### QUESTIONS
1. In the text on Utah's HB 193, what age group does the January 28, 2025, executive order cover?
2. Write the next paragraph of the text on Utah's HB 193, starting after its final sentence.

### TEXT SHOWN
################
HB 193: A Public-Funding Prohibition That Reaches Beyond Minors
HB 193 would prohibit a governmental entity from expending public funds to pay for or reimburse certain transgender-related treatments and procedures, including hormonal transgender treatment and enumerated surgical procedures, according to bill text and legislative summaries.
Civil-liberties groups in Utah argue the practical impact could extend to public insurance programs and state-related health coverage, affecting access for adults as well as minors, depending on how “public funds” and reimbursement pathways are interpreted and implemented.
What Lawmakers Say, and What the Evidence Fight Really Means

Supporters of restrictions often argue that minors are too young to consent to potentially life-altering medical interventions, and that the evidence base should meet a higher standard before the state permits broader access.
Opponents argue that lawmakers are substituting ideology for clinical decision-making and ignoring a state-ordered review designed to reduce uncertainty.
That clash is not happening in a vacuum. In the United States, major professional medical organizations have supported access to gender-affirming care within structured clinical protocols, while also calling for more research and careful monitoring.
The American Academy of Pediatrics, in a policy statement, supports comprehensive care for transgender and gender-diverse youth and emphasizes reducing stigma and supporting healthy development.
The Endocrine Society’s clinical practice guidance establishes a framework for endocrine treatment, emphasizing careful evaluation, monitoring, and multidisciplinary care.
In Europe, England’s NHS has been implementing recommendations associated with the Cass Review, which emphasized service redesign, data collection, and a more holistic clinical model for children and young people, and it has influenced policy debates well beyond the UK.
Utah’s situation is unusual in one respect: lawmakers themselves mandated a deep evidence review and now face reporting that the review did not support sweeping restrictions.
A National Pressure Campaign Is Reshaping Local Decisions
Utah’s debate is unfolding amid a broader federal push that has intensified scrutiny of pediatric gender-affirming care.
A January 28, 2025, executive order set federal policy against funding or supporting transition-related medical interventions for individuals under 19, using sweeping language that has been widely cited in subsequent federal actions.
################
Entries drawn from a collection:
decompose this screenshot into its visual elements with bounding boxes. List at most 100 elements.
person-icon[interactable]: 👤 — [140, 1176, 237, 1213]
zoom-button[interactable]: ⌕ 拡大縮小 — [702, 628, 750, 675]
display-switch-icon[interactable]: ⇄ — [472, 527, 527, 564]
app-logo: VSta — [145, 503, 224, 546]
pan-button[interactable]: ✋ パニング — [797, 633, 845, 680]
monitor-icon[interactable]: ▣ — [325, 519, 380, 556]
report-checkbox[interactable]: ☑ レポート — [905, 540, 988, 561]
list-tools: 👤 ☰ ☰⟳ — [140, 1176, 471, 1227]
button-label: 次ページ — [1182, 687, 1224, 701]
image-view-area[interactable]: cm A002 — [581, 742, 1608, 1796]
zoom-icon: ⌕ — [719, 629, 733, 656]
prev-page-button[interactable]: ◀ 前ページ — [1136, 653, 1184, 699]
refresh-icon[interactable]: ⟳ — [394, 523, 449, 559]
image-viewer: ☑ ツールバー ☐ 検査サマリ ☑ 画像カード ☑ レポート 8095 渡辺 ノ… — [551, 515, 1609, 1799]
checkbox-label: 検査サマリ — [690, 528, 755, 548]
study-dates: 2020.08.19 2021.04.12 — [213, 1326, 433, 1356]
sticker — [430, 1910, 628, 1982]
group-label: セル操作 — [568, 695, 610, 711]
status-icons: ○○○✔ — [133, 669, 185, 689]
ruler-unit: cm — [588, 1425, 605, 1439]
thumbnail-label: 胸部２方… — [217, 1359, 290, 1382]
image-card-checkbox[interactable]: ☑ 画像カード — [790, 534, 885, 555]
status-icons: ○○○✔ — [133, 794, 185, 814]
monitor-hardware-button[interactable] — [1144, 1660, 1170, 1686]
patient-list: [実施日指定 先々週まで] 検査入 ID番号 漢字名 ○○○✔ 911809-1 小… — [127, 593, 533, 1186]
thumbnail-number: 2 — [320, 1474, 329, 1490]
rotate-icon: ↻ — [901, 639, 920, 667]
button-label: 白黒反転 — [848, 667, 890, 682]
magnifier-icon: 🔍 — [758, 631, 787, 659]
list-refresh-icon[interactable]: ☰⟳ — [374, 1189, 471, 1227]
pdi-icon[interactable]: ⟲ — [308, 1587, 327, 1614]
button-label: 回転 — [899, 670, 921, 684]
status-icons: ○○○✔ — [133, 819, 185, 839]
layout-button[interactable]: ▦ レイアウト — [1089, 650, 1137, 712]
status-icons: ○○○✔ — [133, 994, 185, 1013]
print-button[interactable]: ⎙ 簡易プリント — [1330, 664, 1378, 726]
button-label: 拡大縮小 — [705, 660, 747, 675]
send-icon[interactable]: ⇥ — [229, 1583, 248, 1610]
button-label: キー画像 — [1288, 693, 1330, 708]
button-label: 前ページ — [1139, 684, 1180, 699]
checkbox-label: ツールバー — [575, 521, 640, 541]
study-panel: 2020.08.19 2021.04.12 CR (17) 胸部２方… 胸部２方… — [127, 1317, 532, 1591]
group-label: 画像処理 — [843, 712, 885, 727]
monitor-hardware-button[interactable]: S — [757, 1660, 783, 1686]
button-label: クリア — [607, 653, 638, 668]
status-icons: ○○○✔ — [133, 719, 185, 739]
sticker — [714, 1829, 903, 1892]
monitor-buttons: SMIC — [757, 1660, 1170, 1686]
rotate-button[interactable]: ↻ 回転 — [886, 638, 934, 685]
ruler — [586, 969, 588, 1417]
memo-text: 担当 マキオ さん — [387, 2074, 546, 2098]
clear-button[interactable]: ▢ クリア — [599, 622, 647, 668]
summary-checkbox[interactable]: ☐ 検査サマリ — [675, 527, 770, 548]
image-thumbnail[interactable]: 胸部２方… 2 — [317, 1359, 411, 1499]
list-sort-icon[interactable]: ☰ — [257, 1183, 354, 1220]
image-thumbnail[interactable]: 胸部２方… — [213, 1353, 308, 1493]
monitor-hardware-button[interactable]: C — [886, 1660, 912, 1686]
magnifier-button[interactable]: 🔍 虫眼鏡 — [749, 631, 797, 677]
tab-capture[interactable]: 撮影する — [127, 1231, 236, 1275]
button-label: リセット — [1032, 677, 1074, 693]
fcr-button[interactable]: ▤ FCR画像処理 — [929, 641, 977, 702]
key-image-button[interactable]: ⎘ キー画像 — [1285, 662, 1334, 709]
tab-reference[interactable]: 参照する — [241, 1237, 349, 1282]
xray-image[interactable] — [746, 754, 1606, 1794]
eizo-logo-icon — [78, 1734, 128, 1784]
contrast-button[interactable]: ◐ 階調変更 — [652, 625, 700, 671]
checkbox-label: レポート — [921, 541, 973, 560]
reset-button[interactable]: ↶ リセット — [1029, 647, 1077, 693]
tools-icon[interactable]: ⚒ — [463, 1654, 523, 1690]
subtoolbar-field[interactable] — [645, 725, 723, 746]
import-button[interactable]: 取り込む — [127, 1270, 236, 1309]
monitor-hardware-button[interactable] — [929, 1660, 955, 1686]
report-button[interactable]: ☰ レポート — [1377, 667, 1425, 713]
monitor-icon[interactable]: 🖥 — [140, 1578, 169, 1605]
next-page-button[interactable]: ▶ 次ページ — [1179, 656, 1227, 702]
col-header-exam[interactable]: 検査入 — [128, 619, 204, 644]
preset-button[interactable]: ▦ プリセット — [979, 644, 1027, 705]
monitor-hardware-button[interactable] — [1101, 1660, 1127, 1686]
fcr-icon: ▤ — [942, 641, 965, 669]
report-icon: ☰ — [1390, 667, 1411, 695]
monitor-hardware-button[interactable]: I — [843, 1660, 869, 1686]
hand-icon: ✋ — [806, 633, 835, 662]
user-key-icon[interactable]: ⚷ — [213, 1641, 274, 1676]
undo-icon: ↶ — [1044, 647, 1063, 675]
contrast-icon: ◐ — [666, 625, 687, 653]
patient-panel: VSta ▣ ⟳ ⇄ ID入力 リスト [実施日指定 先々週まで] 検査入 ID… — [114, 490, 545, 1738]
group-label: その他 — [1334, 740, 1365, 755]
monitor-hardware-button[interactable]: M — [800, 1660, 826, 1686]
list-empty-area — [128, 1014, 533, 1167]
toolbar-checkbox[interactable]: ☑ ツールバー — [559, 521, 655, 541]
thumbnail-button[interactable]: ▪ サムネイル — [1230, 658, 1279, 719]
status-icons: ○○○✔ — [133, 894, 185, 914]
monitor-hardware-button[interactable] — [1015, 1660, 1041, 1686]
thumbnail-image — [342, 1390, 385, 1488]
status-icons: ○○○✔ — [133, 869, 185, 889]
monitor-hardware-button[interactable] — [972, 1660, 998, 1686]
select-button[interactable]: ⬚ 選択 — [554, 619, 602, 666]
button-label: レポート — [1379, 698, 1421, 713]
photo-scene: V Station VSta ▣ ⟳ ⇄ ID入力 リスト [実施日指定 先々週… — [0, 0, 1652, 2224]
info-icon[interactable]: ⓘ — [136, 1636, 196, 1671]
################
### RESULTS IN ORDER
1. Individuals under 19.

2.
In parallel, federal investigations and subpoenas seeking patient and provider records have triggered courtroom fights and privacy alarms.
Reuters reported in January 2026 that the U.S. Department of Justice withdrew parts of a demand for records involving thousands of transgender minors treated at Children’s Hospital Los Angeles, and a separate Reuters report described a judge’s conclusion that a subpoena effort functioned as intimidation rather than a legally justified investigation.
That national posture matters to state policymakers for two reasons. It raises the legal risk environment for providers, and it signals that state restrictions may be reinforced by federal funding threats and investigative tactics, even when state-level evidence reviews point in another direction.
What Happens Next in Utah
Utah’s 2026 bills are moving through the legislature in a climate where evidence, politics, and institutional risk are pulling in different directions.
Legislative text indicates a policy objective aimed at limiting treatment for minors and restricting public reimbursement, even as major reporting describes the commissioned review as finding that a categorical denial of access is not supported by available science.
The practical stakes are immediate for families already navigating care, for clinicians weighing liability and licensing risk, and for public systems that may be forced to redefine what health coverage can include.
For lawmakers, the central question is no longer whether evidence exists. The question is whether evidence will be allowed to shape policy after the state paid to gather it.